> **MATERIAL FOR THIS EXERCISE**:
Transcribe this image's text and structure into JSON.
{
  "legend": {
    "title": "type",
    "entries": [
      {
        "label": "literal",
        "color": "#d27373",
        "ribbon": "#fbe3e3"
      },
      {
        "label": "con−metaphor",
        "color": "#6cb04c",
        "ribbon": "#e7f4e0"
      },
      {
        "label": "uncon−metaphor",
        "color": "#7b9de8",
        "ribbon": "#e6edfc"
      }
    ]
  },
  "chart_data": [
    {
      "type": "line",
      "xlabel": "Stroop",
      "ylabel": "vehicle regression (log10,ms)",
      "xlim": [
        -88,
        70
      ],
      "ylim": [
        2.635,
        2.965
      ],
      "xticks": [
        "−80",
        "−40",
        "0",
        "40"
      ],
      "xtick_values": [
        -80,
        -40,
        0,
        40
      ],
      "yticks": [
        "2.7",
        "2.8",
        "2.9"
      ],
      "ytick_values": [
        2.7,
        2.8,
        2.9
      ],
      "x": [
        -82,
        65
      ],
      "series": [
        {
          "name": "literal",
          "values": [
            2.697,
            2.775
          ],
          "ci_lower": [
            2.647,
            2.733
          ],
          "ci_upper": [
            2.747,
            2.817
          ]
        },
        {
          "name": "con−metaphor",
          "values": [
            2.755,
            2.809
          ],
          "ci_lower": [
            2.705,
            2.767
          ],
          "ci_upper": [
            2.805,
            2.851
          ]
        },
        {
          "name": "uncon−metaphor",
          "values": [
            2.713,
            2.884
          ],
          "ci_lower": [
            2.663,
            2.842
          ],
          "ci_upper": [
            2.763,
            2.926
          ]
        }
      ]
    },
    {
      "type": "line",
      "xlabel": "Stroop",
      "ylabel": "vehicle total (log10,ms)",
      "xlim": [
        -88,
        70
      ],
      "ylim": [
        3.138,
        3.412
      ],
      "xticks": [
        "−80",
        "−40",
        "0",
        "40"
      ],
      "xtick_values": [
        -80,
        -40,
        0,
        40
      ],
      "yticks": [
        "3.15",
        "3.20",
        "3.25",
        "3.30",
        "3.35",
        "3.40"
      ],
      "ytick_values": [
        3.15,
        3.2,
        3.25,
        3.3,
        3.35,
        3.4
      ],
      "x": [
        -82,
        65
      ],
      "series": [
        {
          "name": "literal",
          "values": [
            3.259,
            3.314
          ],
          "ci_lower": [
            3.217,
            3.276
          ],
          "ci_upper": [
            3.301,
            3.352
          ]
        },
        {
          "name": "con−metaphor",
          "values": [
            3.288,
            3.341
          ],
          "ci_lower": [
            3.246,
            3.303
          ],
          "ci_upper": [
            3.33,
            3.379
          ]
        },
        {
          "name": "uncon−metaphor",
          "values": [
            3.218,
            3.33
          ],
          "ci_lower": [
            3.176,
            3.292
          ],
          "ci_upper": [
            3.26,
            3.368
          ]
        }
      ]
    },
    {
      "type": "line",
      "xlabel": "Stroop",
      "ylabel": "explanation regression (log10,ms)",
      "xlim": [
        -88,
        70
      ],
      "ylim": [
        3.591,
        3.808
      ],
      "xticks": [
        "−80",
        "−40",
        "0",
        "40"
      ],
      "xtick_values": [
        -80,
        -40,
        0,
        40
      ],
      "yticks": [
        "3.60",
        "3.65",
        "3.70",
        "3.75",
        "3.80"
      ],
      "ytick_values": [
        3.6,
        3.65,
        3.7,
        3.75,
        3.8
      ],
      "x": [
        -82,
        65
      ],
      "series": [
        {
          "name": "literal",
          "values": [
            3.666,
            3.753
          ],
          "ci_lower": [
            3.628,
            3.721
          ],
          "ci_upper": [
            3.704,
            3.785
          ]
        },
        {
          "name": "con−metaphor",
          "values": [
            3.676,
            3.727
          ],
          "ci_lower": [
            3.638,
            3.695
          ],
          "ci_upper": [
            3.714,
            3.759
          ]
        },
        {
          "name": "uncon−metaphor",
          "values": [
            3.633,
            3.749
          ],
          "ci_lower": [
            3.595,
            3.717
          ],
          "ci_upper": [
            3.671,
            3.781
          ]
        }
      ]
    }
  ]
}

> **WRITTEN TASK**: Please reproduce all of the entries exactly as they stand.

> **OUTPUT OF THE TASK**:
Transcribe this image's text and structure into JSON.
{
  "legend": {
    "title": "type",
    "entries": [
      {
        "label": "literal",
        "color": "#d27373",
        "ribbon": "#fbe3e3"
      },
      {
        "label": "con−metaphor",
        "color": "#6cb04c",
        "ribbon": "#e7f4e0"
      },
      {
        "label": "uncon−metaphor",
        "color": "#7b9de8",
        "ribbon": "#e6edfc"
      }
    ]
  },
  "chart_data": [
    {
      "type": "line",
      "xlabel": "Stroop",
      "ylabel": "vehicle regression (log10,ms)",
      "xlim": [
        -88,
        70
      ],
      "ylim": [
        2.635,
        2.965
      ],
      "xticks": [
        "−80",
        "−40",
        "0",
        "40"
      ],
      "xtick_values": [
        -80,
        -40,
        0,
        40
      ],
      "yticks": [
        "2.7",
        "2.8",
        "2.9"
      ],
      "ytick_values": [
        2.7,
        2.8,
        2.9
      ],
      "x": [
        -82,
        65
      ],
      "series": [
        {
          "name": "literal",
          "values": [
            2.697,
            2.775
          ],
          "ci_lower": [
            2.647,
            2.733
          ],
          "ci_upper": [
            2.747,
            2.817
          ]
        },
        {
          "name": "con−metaphor",
          "values": [
            2.755,
            2.809
          ],
          "ci_lower": [
            2.705,
            2.767
          ],
          "ci_upper": [
            2.805,
            2.851
          ]
        },
        {
          "name": "uncon−metaphor",
          "values": [
            2.713,
            2.884
          ],
          "ci_lower": [
            2.663,
            2.842
          ],
          "ci_upper": [
            2.763,
            2.926
          ]
        }
      ]
    },
    {
      "type": "line",
      "xlabel": "Stroop",
      "ylabel": "vehicle total (log10,ms)",
      "xlim": [
        -88,
        70
      ],
      "ylim": [
        3.138,
        3.412
      ],
      "xticks": [
        "−80",
        "−40",
        "0",
        "40"
      ],
      "xtick_values": [
        -80,
        -40,
        0,
        40
      ],
      "yticks": [
        "3.15",
        "3.20",
        "3.25",
        "3.30",
        "3.35",
        "3.40"
      ],
      "ytick_values": [
        3.15,
        3.2,
        3.25,
        3.3,
        3.35,
        3.4
      ],
      "x": [
        -82,
        65
      ],
      "series": [
        {
          "name": "literal",
          "values": [
            3.259,
            3.314
          ],
          "ci_lower": [
            3.217,
            3.276
          ],
          "ci_upper": [
            3.301,
            3.352
          ]
        },
        {
          "name": "con−metaphor",
          "values": [
            3.288,
            3.341
          ],
          "ci_lower": [
            3.246,
            3.303
          ],
          "ci_upper": [
            3.33,
            3.379
          ]
        },
        {
          "name": "uncon−metaphor",
          "values": [
            3.218,
            3.33
          ],
          "ci_lower": [
            3.176,
            3.292
          ],
          "ci_upper": [
            3.26,
            3.368
          ]
        }
      ]
    },
    {
      "type": "line",
      "xlabel": "Stroop",
      "ylabel": "explanation regression (log10,ms)",
      "xlim": [
        -88,
        70
      ],
      "ylim": [
        3.591,
        3.808
      ],
      "xticks": [
        "−80",
        "−40",
        "0",
        "40"
      ],
      "xtick_values": [
        -80,
        -40,
        0,
        40
      ],
      "yticks": [
        "3.60",
        "3.65",
        "3.70",
        "3.75",
        "3.80"
      ],
      "ytick_values": [
        3.6,
        3.65,
        3.7,
        3.75,
        3.8
      ],
      "x": [
        -82,
        65
      ],
      "series": [
        {
          "name": "literal",
          "values": [
            3.666,
            3.753
          ],
          "ci_lower": [
            3.628,
            3.721
          ],
          "ci_upper": [
            3.704,
            3.785
          ]
        },
        {
          "name": "con−metaphor",
          "values": [
            3.676,
            3.727
          ],
          "ci_lower": [
            3.638,
            3.695
          ],
          "ci_upper": [
            3.714,
            3.759
          ]
        },
        {
          "name": "uncon−metaphor",
          "values": [
            3.633,
            3.749
          ],
          "ci_lower": [
            3.595,
            3.717
          ],
          "ci_upper": [
            3.671,
            3.781
          ]
        }
      ]
    }
  ]
}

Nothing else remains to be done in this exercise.